BEGIN LISTING

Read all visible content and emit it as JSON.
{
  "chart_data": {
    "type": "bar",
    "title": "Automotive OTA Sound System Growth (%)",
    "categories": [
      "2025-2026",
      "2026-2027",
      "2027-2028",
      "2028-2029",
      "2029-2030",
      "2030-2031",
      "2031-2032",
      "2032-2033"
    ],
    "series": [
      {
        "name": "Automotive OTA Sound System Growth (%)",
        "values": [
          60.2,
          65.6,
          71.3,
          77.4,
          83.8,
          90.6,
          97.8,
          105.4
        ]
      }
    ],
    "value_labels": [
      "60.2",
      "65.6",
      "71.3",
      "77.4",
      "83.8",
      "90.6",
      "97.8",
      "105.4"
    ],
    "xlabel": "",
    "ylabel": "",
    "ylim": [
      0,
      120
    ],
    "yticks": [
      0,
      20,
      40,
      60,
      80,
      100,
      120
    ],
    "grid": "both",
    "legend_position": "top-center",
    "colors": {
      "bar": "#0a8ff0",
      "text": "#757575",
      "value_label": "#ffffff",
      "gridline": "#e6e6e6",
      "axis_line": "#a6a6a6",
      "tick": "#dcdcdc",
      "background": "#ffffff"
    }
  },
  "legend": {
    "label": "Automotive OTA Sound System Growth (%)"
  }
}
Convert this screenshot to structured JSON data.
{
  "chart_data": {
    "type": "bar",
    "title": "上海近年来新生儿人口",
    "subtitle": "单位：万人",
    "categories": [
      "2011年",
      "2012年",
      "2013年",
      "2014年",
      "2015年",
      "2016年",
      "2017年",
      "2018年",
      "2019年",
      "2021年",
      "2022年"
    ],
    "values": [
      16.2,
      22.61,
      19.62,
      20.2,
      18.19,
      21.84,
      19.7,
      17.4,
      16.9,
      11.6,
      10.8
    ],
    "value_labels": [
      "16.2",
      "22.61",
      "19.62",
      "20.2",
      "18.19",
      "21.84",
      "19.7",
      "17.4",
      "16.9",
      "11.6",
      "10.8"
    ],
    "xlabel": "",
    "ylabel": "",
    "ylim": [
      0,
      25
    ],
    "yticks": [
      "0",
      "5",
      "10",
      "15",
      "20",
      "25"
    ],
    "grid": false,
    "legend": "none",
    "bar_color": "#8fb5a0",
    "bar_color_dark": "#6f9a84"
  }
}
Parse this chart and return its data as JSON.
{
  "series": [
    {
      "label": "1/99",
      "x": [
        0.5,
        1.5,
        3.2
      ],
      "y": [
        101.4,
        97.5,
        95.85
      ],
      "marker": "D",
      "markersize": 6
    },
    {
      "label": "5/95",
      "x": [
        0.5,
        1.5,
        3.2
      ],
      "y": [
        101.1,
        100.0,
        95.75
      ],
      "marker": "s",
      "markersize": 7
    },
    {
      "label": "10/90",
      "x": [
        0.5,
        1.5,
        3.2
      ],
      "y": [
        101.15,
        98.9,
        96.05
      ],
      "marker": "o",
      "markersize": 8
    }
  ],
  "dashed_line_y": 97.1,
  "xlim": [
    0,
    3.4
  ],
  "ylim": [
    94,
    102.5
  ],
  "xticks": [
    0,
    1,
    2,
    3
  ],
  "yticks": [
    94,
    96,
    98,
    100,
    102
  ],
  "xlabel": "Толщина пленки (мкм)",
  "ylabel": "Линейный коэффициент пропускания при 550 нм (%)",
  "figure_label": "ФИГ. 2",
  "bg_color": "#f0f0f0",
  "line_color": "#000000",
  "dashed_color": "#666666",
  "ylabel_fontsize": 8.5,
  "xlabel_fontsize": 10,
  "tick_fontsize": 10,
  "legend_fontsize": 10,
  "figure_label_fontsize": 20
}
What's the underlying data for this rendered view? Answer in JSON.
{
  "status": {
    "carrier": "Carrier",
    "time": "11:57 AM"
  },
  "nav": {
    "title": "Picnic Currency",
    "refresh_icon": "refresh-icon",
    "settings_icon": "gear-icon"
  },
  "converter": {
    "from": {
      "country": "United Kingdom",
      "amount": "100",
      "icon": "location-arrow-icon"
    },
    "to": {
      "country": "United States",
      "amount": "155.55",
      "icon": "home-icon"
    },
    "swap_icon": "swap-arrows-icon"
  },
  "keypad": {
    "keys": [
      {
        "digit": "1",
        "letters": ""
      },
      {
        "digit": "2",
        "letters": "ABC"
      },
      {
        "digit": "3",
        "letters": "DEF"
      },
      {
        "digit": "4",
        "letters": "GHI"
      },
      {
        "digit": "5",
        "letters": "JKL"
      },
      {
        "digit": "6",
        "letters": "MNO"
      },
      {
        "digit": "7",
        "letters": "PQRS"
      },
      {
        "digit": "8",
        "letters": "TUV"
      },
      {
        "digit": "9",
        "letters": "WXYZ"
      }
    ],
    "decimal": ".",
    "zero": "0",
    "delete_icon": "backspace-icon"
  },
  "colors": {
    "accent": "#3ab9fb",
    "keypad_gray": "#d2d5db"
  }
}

END LISTING

> **EXERCISE**: From the entries above, list each line with "JSON" in it.

> **REPLY TO THE TASK**:
Read all visible content and emit it as JSON.
Convert this screenshot to structured JSON data.
Parse this chart and return its data as JSON.
What's the underlying data for this rendered view? Answer in JSON.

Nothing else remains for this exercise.